─── RECORD SET

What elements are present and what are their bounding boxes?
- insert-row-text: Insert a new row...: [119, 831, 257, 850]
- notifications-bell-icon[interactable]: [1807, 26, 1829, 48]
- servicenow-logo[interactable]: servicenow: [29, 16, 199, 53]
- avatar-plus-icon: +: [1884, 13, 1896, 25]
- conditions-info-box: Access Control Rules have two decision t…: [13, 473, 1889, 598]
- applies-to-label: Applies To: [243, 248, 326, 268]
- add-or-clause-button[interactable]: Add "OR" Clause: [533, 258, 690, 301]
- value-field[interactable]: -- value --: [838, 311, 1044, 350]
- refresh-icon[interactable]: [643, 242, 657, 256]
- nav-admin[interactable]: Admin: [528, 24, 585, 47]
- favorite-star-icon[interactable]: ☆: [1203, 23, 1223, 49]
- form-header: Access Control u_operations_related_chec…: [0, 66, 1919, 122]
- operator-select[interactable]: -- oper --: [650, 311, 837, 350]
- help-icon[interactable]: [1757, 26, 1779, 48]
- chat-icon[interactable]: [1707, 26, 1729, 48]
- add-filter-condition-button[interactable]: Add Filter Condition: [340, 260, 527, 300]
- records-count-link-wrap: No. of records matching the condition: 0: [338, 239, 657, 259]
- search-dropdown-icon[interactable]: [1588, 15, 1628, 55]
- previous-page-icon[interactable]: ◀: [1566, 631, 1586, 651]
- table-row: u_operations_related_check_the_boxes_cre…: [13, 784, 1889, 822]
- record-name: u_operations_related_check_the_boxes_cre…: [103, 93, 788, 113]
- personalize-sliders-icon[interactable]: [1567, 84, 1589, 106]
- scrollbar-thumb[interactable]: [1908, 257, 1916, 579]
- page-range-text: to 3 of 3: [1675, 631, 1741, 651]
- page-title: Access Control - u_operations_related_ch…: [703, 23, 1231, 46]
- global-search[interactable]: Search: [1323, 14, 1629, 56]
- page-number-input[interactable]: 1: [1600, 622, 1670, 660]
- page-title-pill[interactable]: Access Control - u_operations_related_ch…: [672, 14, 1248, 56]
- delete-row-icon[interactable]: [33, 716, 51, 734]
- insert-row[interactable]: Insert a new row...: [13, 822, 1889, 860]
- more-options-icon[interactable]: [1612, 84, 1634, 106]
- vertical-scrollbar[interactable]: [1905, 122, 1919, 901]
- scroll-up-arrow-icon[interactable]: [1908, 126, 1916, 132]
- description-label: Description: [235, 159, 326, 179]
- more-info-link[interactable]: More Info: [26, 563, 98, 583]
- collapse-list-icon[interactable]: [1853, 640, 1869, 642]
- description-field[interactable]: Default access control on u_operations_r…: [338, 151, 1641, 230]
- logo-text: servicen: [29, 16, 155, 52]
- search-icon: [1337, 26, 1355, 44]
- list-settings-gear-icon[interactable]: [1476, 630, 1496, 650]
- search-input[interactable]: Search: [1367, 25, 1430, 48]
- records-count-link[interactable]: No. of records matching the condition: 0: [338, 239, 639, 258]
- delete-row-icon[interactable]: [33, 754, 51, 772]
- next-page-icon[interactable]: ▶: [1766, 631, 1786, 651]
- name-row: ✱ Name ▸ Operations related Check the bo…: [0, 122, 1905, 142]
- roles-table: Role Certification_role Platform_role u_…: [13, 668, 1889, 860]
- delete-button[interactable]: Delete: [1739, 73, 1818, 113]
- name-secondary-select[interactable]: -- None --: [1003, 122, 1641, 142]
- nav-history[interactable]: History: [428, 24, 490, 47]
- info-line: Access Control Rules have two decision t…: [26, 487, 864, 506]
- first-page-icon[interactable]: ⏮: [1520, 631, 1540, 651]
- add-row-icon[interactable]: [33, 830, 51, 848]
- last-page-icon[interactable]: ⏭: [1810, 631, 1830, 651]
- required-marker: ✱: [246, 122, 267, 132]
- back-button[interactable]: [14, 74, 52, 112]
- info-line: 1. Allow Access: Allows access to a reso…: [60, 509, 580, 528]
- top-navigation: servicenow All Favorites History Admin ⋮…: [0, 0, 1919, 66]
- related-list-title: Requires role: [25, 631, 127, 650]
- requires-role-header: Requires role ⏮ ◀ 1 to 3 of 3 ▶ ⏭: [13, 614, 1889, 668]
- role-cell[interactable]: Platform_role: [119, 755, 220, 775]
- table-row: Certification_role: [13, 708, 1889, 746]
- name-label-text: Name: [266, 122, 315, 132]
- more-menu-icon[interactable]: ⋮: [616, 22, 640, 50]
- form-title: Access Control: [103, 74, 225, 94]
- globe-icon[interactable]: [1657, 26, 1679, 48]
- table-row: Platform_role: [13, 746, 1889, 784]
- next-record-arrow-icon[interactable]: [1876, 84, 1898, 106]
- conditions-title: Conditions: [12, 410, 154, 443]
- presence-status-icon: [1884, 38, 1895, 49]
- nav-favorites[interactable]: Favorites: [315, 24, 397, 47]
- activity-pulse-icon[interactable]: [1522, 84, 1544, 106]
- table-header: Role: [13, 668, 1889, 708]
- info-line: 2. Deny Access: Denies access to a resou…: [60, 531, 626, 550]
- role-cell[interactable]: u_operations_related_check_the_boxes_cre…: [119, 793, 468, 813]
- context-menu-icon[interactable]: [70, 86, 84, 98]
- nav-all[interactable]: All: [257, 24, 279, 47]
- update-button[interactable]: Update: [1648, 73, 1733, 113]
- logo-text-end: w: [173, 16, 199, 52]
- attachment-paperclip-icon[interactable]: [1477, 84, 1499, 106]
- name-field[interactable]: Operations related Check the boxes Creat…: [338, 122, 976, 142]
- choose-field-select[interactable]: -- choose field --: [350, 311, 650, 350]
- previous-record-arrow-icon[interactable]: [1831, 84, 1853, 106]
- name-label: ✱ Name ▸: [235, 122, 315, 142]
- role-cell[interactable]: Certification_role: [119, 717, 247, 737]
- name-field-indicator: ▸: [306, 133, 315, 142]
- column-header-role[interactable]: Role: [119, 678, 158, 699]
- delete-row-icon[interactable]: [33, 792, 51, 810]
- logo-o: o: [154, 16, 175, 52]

──────

WRITTEN TASK:
Rewrite the records above, replacing each "Insert a new row" with "Add a new row" and leaving everything else as it is.

RESPONSE TO THIS TASK:
What elements are present and what are their bounding boxes?
- insert-row-text: Add a new row...: [119, 831, 257, 850]
- notifications-bell-icon[interactable]: [1807, 26, 1829, 48]
- servicenow-logo[interactable]: servicenow: [29, 16, 199, 53]
- avatar-plus-icon: +: [1884, 13, 1896, 25]
- conditions-info-box: Access Control Rules have two decision t…: [13, 473, 1889, 598]
- applies-to-label: Applies To: [243, 248, 326, 268]
- add-or-clause-button[interactable]: Add "OR" Clause: [533, 258, 690, 301]
- value-field[interactable]: -- value --: [838, 311, 1044, 350]
- refresh-icon[interactable]: [643, 242, 657, 256]
- nav-admin[interactable]: Admin: [528, 24, 585, 47]
- favorite-star-icon[interactable]: ☆: [1203, 23, 1223, 49]
- form-header: Access Control u_operations_related_chec…: [0, 66, 1919, 122]
- operator-select[interactable]: -- oper --: [650, 311, 837, 350]
- help-icon[interactable]: [1757, 26, 1779, 48]
- chat-icon[interactable]: [1707, 26, 1729, 48]
- add-filter-condition-button[interactable]: Add Filter Condition: [340, 260, 527, 300]
- records-count-link-wrap: No. of records matching the condition: 0: [338, 239, 657, 259]
- search-dropdown-icon[interactable]: [1588, 15, 1628, 55]
- previous-page-icon[interactable]: ◀: [1566, 631, 1586, 651]
- table-row: u_operations_related_check_the_boxes_cre…: [13, 784, 1889, 822]
- record-name: u_operations_related_check_the_boxes_cre…: [103, 93, 788, 113]
- personalize-sliders-icon[interactable]: [1567, 84, 1589, 106]
- scrollbar-thumb[interactable]: [1908, 257, 1916, 579]
- page-range-text: to 3 of 3: [1675, 631, 1741, 651]
- page-title: Access Control - u_operations_related_ch…: [703, 23, 1231, 46]
- global-search[interactable]: Search: [1323, 14, 1629, 56]
- page-number-input[interactable]: 1: [1600, 622, 1670, 660]
- page-title-pill[interactable]: Access Control - u_operations_related_ch…: [672, 14, 1248, 56]
- delete-row-icon[interactable]: [33, 716, 51, 734]
- insert-row[interactable]: Add a new row...: [13, 822, 1889, 860]
- more-options-icon[interactable]: [1612, 84, 1634, 106]
- vertical-scrollbar[interactable]: [1905, 122, 1919, 901]
- scroll-up-arrow-icon[interactable]: [1908, 126, 1916, 132]
- description-label: Description: [235, 159, 326, 179]
- more-info-link[interactable]: More Info: [26, 563, 98, 583]
- collapse-list-icon[interactable]: [1853, 640, 1869, 642]
- description-field[interactable]: Default access control on u_operations_r…: [338, 151, 1641, 230]
- logo-text: servicen: [29, 16, 155, 52]
- search-icon: [1337, 26, 1355, 44]
- list-settings-gear-icon[interactable]: [1476, 630, 1496, 650]
- search-input[interactable]: Search: [1367, 25, 1430, 48]
- records-count-link[interactable]: No. of records matching the condition: 0: [338, 239, 639, 258]
- delete-row-icon[interactable]: [33, 754, 51, 772]
- next-page-icon[interactable]: ▶: [1766, 631, 1786, 651]
- name-row: ✱ Name ▸ Operations related Check the bo…: [0, 122, 1905, 142]
- roles-table: Role Certification_role Platform_role u_…: [13, 668, 1889, 860]
- delete-button[interactable]: Delete: [1739, 73, 1818, 113]
- name-secondary-select[interactable]: -- None --: [1003, 122, 1641, 142]
- nav-history[interactable]: History: [428, 24, 490, 47]
- info-line: Access Control Rules have two decision t…: [26, 487, 864, 506]
- first-page-icon[interactable]: ⏮: [1520, 631, 1540, 651]
- add-row-icon[interactable]: [33, 830, 51, 848]
- last-page-icon[interactable]: ⏭: [1810, 631, 1830, 651]
- required-marker: ✱: [246, 122, 267, 132]
- back-button[interactable]: [14, 74, 52, 112]
- info-line: 1. Allow Access: Allows access to a reso…: [60, 509, 580, 528]
- top-navigation: servicenow All Favorites History Admin ⋮…: [0, 0, 1919, 66]
- related-list-title: Requires role: [25, 631, 127, 650]
- requires-role-header: Requires role ⏮ ◀ 1 to 3 of 3 ▶ ⏭: [13, 614, 1889, 668]
- role-cell[interactable]: Platform_role: [119, 755, 220, 775]
- table-row: Certification_role: [13, 708, 1889, 746]
- name-label-text: Name: [266, 122, 315, 132]
- more-menu-icon[interactable]: ⋮: [616, 22, 640, 50]
- form-title: Access Control: [103, 74, 225, 94]
- globe-icon[interactable]: [1657, 26, 1679, 48]
- table-row: Platform_role: [13, 746, 1889, 784]
- next-record-arrow-icon[interactable]: [1876, 84, 1898, 106]
- conditions-title: Conditions: [12, 410, 154, 443]
- presence-status-icon: [1884, 38, 1895, 49]
- nav-favorites[interactable]: Favorites: [315, 24, 397, 47]
- activity-pulse-icon[interactable]: [1522, 84, 1544, 106]
- table-header: Role: [13, 668, 1889, 708]
- info-line: 2. Deny Access: Denies access to a resou…: [60, 531, 626, 550]
- role-cell[interactable]: u_operations_related_check_the_boxes_cre…: [119, 793, 468, 813]
- context-menu-icon[interactable]: [70, 86, 84, 98]
- nav-all[interactable]: All: [257, 24, 279, 47]
- update-button[interactable]: Update: [1648, 73, 1733, 113]
- logo-text-end: w: [173, 16, 199, 52]
- attachment-paperclip-icon[interactable]: [1477, 84, 1499, 106]
- name-field[interactable]: Operations related Check the boxes Creat…: [338, 122, 976, 142]
- choose-field-select[interactable]: -- choose field --: [350, 311, 650, 350]
- previous-record-arrow-icon[interactable]: [1831, 84, 1853, 106]
- name-label: ✱ Name ▸: [235, 122, 315, 142]
- role-cell[interactable]: Certification_role: [119, 717, 247, 737]
- name-field-indicator: ▸: [306, 133, 315, 142]
- column-header-role[interactable]: Role: [119, 678, 158, 699]
- delete-row-icon[interactable]: [33, 792, 51, 810]
- logo-o: o: [154, 16, 175, 52]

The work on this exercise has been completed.